▶ **Task directions**
Output every record word for word.

Dataset rows about figures
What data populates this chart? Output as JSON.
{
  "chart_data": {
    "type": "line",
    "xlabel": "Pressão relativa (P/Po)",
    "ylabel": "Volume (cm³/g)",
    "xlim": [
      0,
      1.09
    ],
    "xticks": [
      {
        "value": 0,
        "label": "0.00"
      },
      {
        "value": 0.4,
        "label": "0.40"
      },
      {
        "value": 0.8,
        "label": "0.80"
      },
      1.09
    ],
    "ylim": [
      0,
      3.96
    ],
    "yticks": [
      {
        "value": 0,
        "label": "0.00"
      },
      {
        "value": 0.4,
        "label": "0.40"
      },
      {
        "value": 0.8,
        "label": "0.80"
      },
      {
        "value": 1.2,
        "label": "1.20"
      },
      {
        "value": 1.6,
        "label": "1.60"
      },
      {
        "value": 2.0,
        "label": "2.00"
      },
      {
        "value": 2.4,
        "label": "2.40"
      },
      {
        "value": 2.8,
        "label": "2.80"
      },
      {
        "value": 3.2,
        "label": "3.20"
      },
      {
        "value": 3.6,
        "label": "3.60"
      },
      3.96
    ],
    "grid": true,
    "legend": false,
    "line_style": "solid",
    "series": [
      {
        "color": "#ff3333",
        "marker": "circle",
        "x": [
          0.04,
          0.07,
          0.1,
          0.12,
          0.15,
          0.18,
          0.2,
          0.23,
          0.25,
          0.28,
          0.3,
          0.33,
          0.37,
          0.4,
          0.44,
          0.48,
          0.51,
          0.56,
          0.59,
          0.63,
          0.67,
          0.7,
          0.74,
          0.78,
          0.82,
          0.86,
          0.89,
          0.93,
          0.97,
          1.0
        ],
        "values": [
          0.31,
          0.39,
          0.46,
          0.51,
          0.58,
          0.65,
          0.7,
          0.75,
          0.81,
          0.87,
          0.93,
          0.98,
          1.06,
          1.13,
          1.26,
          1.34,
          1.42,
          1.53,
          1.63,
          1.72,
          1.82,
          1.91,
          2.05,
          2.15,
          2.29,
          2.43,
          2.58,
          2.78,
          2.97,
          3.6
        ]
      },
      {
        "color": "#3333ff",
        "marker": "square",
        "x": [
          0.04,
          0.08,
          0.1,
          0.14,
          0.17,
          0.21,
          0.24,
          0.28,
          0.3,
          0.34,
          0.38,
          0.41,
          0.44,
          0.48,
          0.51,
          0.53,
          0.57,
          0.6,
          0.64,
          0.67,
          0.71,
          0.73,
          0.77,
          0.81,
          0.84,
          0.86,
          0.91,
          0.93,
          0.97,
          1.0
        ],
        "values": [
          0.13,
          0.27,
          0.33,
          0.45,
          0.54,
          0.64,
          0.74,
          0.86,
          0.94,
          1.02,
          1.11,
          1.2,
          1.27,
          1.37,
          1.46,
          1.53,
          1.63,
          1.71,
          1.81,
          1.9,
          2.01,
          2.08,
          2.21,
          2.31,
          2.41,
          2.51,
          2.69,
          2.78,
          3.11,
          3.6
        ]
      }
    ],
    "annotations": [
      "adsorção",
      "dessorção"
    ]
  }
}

▶ **Task solution**
What data populates this chart? Output as JSON.
{
  "chart_data": {
    "type": "line",
    "xlabel": "Pressão relativa (P/Po)",
    "ylabel": "Volume (cm³/g)",
    "xlim": [
      0,
      1.09
    ],
    "xticks": [
      {
        "value": 0,
        "label": "0.00"
      },
      {
        "value": 0.4,
        "label": "0.40"
      },
      {
        "value": 0.8,
        "label": "0.80"
      },
      1.09
    ],
    "ylim": [
      0,
      3.96
    ],
    "yticks": [
      {
        "value": 0,
        "label": "0.00"
      },
      {
        "value": 0.4,
        "label": "0.40"
      },
      {
        "value": 0.8,
        "label": "0.80"
      },
      {
        "value": 1.2,
        "label": "1.20"
      },
      {
        "value": 1.6,
        "label": "1.60"
      },
      {
        "value": 2.0,
        "label": "2.00"
      },
      {
        "value": 2.4,
        "label": "2.40"
      },
      {
        "value": 2.8,
        "label": "2.80"
      },
      {
        "value": 3.2,
        "label": "3.20"
      },
      {
        "value": 3.6,
        "label": "3.60"
      },
      3.96
    ],
    "grid": true,
    "legend": false,
    "line_style": "solid",
    "series": [
      {
        "color": "#ff3333",
        "marker": "circle",
        "x": [
          0.04,
          0.07,
          0.1,
          0.12,
          0.15,
          0.18,
          0.2,
          0.23,
          0.25,
          0.28,
          0.3,
          0.33,
          0.37,
          0.4,
          0.44,
          0.48,
          0.51,
          0.56,
          0.59,
          0.63,
          0.67,
          0.7,
          0.74,
          0.78,
          0.82,
          0.86,
          0.89,
          0.93,
          0.97,
          1.0
        ],
        "values": [
          0.31,
          0.39,
          0.46,
          0.51,
          0.58,
          0.65,
          0.7,
          0.75,
          0.81,
          0.87,
          0.93,
          0.98,
          1.06,
          1.13,
          1.26,
          1.34,
          1.42,
          1.53,
          1.63,
          1.72,
          1.82,
          1.91,
          2.05,
          2.15,
          2.29,
          2.43,
          2.58,
          2.78,
          2.97,
          3.6
        ]
      },
      {
        "color": "#3333ff",
        "marker": "square",
        "x": [
          0.04,
          0.08,
          0.1,
          0.14,
          0.17,
          0.21,
          0.24,
          0.28,
          0.3,
          0.34,
          0.38,
          0.41,
          0.44,
          0.48,
          0.51,
          0.53,
          0.57,
          0.6,
          0.64,
          0.67,
          0.71,
          0.73,
          0.77,
          0.81,
          0.84,
          0.86,
          0.91,
          0.93,
          0.97,
          1.0
        ],
        "values": [
          0.13,
          0.27,
          0.33,
          0.45,
          0.54,
          0.64,
          0.74,
          0.86,
          0.94,
          1.02,
          1.11,
          1.2,
          1.27,
          1.37,
          1.46,
          1.53,
          1.63,
          1.71,
          1.81,
          1.9,
          2.01,
          2.08,
          2.21,
          2.31,
          2.41,
          2.51,
          2.69,
          2.78,
          3.11,
          3.6
        ]
      }
    ],
    "annotations": [
      "adsorção",
      "dessorção"
    ]
  }
}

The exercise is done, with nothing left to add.